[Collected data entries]
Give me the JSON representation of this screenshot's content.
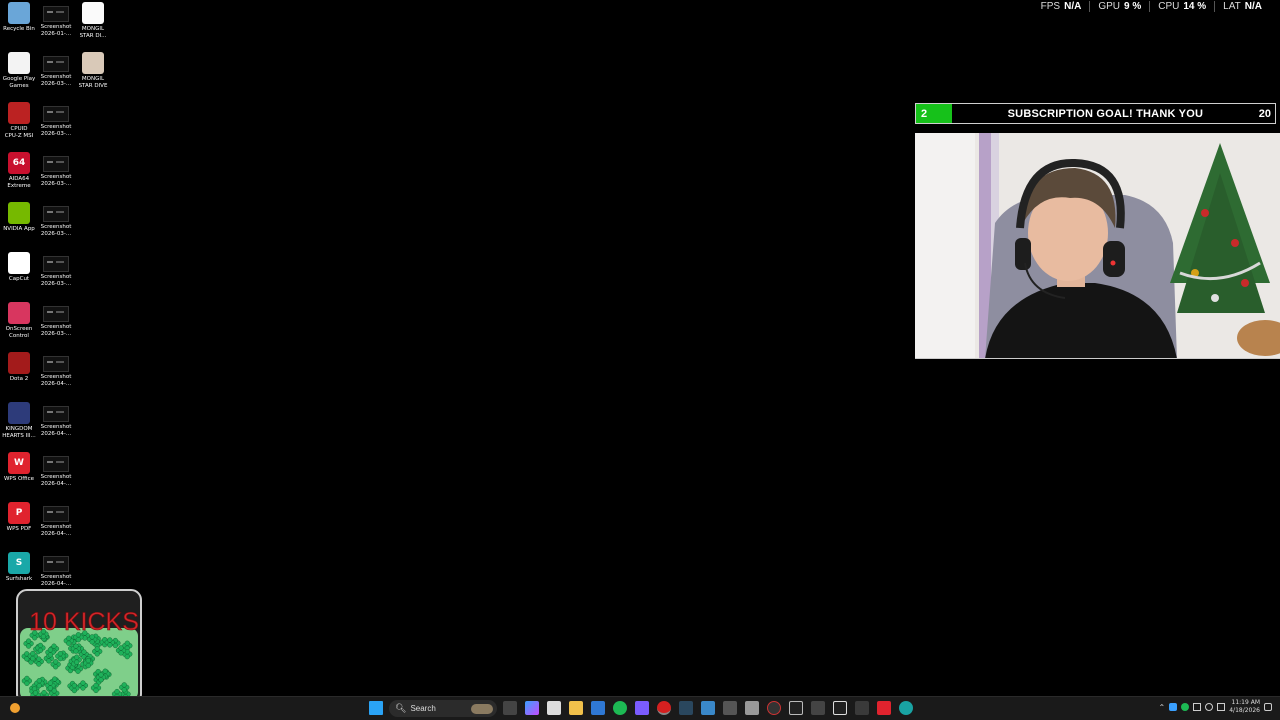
{
  "perf_overlay": {
    "fps_label": "FPS",
    "fps_value": "N/A",
    "gpu_label": "GPU",
    "gpu_value": "9 %",
    "cpu_label": "CPU",
    "cpu_value": "14 %",
    "lat_label": "LAT",
    "lat_value": "N/A"
  },
  "desktop": {
    "col1": [
      {
        "label": "Recycle Bin",
        "icon": "recycle-bin-icon"
      },
      {
        "label": "Google Play\nGames",
        "icon": "google-play-games-icon"
      },
      {
        "label": "CPUID\nCPU-Z MSI",
        "icon": "cpu-z-icon"
      },
      {
        "label": "AIDA64\nExtreme",
        "icon": "aida64-icon",
        "glyph": "64"
      },
      {
        "label": "NVIDIA App",
        "icon": "nvidia-icon"
      },
      {
        "label": "CapCut",
        "icon": "capcut-icon"
      },
      {
        "label": "OnScreen\nControl",
        "icon": "onscreen-control-icon"
      },
      {
        "label": "Dota 2",
        "icon": "dota2-icon"
      },
      {
        "label": "KINGDOM\nHEARTS III...",
        "icon": "kingdom-hearts-icon"
      },
      {
        "label": "WPS Office",
        "icon": "wps-office-icon",
        "glyph": "W"
      },
      {
        "label": "WPS PDF",
        "icon": "wps-pdf-icon",
        "glyph": "P"
      },
      {
        "label": "Surfshark",
        "icon": "surfshark-icon",
        "glyph": "S"
      }
    ],
    "col2": [
      {
        "label": "Screenshot\n2026-01-..."
      },
      {
        "label": "Screenshot\n2026-03-..."
      },
      {
        "label": "Screenshot\n2026-03-..."
      },
      {
        "label": "Screenshot\n2026-03-..."
      },
      {
        "label": "Screenshot\n2026-03-..."
      },
      {
        "label": "Screenshot\n2026-03-..."
      },
      {
        "label": "Screenshot\n2026-03-..."
      },
      {
        "label": "Screenshot\n2026-04-..."
      },
      {
        "label": "Screenshot\n2026-04-..."
      },
      {
        "label": "Screenshot\n2026-04-..."
      },
      {
        "label": "Screenshot\n2026-04-..."
      },
      {
        "label": "Screenshot\n2026-04-..."
      }
    ],
    "col3": [
      {
        "label": "MONGIL\nSTAR DI..."
      },
      {
        "label": "MONGIL\nSTAR DIVE"
      }
    ]
  },
  "subscription_goal": {
    "current": "2",
    "title": "SUBSCRIPTION GOAL! THANK YOU",
    "target": "20",
    "progress_fraction": 0.1,
    "fill_color": "#16c11a"
  },
  "kicks_jar": {
    "title": "10 KICKS",
    "title_color": "#d2272a",
    "clover_color": "#1fb15a"
  },
  "taskbar": {
    "search_placeholder": "Search",
    "clock_time": "11:19 AM",
    "clock_date": "4/18/2026"
  }
}
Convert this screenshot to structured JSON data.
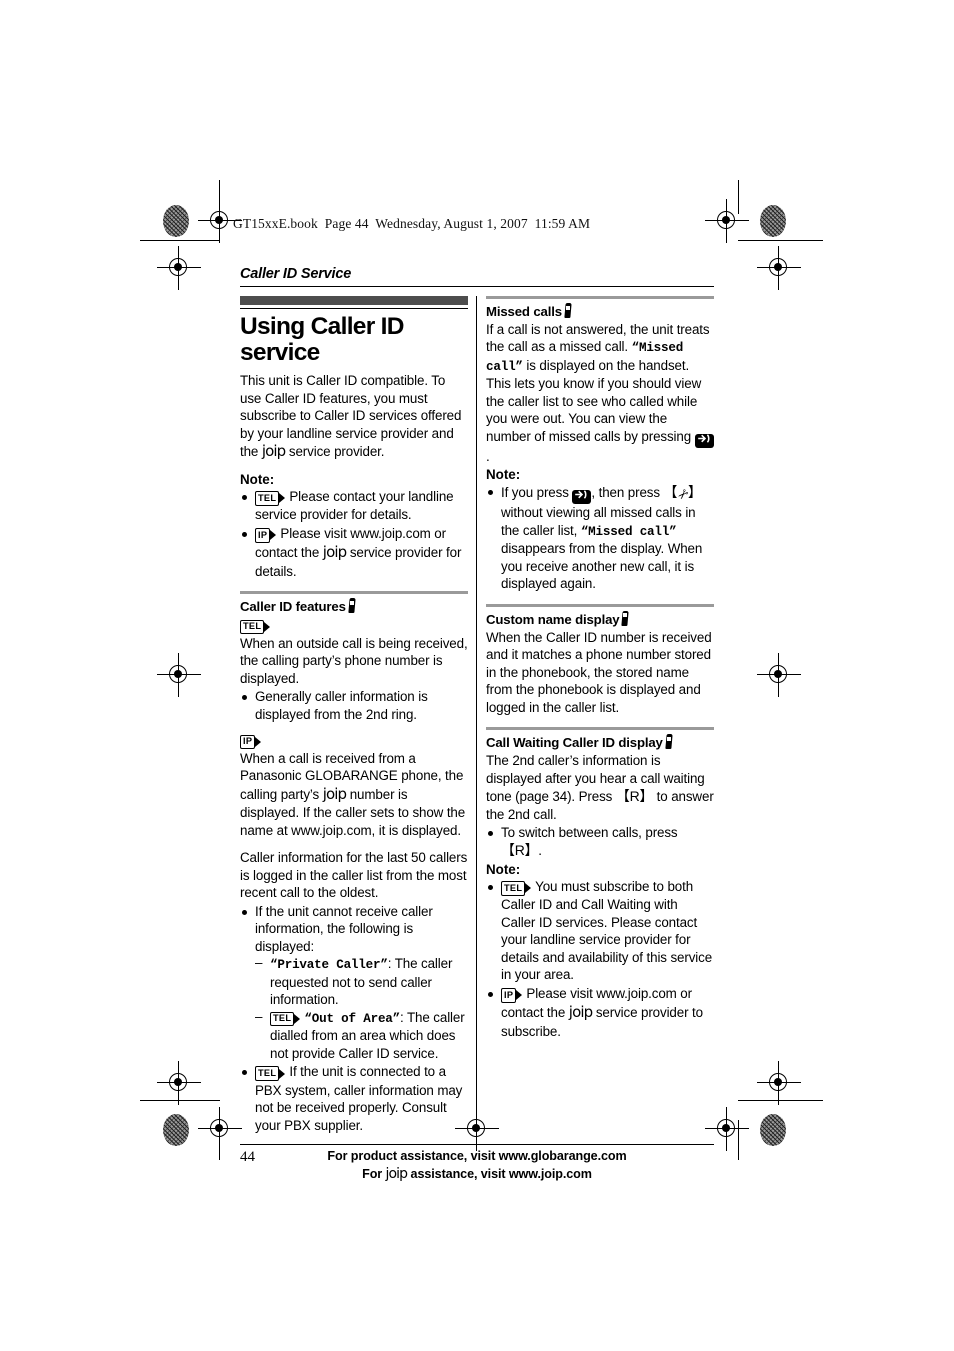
{
  "file_banner": "GT15xxE.book  Page 44  Wednesday, August 1, 2007  11:59 AM",
  "running_head": "Caller ID Service",
  "left_column": {
    "title": "Using Caller ID service",
    "intro_1": "This unit is Caller ID compatible. To use Caller ID features, you must subscribe to Caller ID services offered by your landline service provider and the ",
    "intro_joip": "joip",
    "intro_2": " service provider.",
    "note_label": "Note:",
    "note_items": [
      {
        "badge": "TEL",
        "text": "Please contact your landline service provider for details."
      },
      {
        "badge": "IP",
        "text_before": "Please visit www.joip.com or contact the ",
        "joip": "joip",
        "text_after": " service provider for details."
      }
    ],
    "features_heading": "Caller ID features",
    "tel_badge": "TEL",
    "tel_text": "When an outside call is being received, the calling party’s phone number is displayed.",
    "tel_bullet": "Generally caller information is displayed from the 2nd ring.",
    "ip_badge": "IP",
    "ip_text_1": "When a call is received from a Panasonic GLOBARANGE phone, the calling party’s ",
    "ip_joip": "joip",
    "ip_text_2": " number is displayed. If the caller sets to show the name at www.joip.com, it is displayed.",
    "log_text": "Caller information for the last 50 callers is logged in the caller list from the most recent call to the oldest.",
    "cannot_receive": "If the unit cannot receive caller information, the following is displayed:",
    "private_caller_mono": "“Private Caller”",
    "private_caller_rest": ": The caller requested not to send caller information.",
    "out_of_area_badge": "TEL",
    "out_of_area_mono": "“Out of Area”",
    "out_of_area_rest": ": The caller dialled from an area which does not provide Caller ID service.",
    "pbx_badge": "TEL",
    "pbx_text": "If the unit is connected to a PBX system, caller information may not be received properly. Consult your PBX supplier."
  },
  "right_column": {
    "missed_heading": "Missed calls",
    "missed_text_1": "If a call is not answered, the unit treats the call as a missed call. ",
    "missed_mono_1": "“Missed call”",
    "missed_text_2": " is displayed on the handset. This lets you know if you should view the caller list to see who called while you were out. You can view the number of missed calls by pressing ",
    "missed_text_3": ".",
    "note_label": "Note:",
    "note_text_1": "If you press ",
    "note_text_2": ", then press ",
    "note_text_3": " without viewing all missed calls in the caller list, ",
    "note_mono": "“Missed call”",
    "note_text_4": " disappears from the display. When you receive another new call, it is displayed again.",
    "custom_heading": "Custom name display",
    "custom_text": "When the Caller ID number is received and it matches a phone number stored in the phonebook, the stored name from the phonebook is displayed and logged in the caller list.",
    "cw_heading": "Call Waiting Caller ID display",
    "cw_text_1": "The 2nd caller’s information is displayed after you hear a call waiting tone (page 34). Press ",
    "cw_key": "R",
    "cw_text_2": " to answer the 2nd call.",
    "cw_bullet_1": "To switch between calls, press ",
    "cw_bullet_2": ".",
    "cw_note_label": "Note:",
    "cw_note_1_badge": "TEL",
    "cw_note_1_text": "You must subscribe to both Caller ID and Call Waiting with Caller ID services. Please contact your landline service provider for details and availability of this service in your area.",
    "cw_note_2_badge": "IP",
    "cw_note_2_before": "Please visit www.joip.com or contact the ",
    "cw_note_2_joip": "joip",
    "cw_note_2_after": " service provider to subscribe."
  },
  "footer": {
    "page_number": "44",
    "line1": "For product assistance, visit www.globarange.com",
    "line2_before": "For ",
    "line2_joip": "joip",
    "line2_after": " assistance, visit www.joip.com"
  }
}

_JOB_: Return every line above that contains the word "Please".

_EXERCISE SOLUTION_:
        "text": "Please contact your landline service provider for details."
        "text_before": "Please visit www.joip.com or contact the ",
    "cw_note_1_text": "You must subscribe to both Caller ID and Call Waiting with Caller ID services. Please contact your landline service provider for details and availability of this service in your area.",
    "cw_note_2_before": "Please visit www.joip.com or contact the ",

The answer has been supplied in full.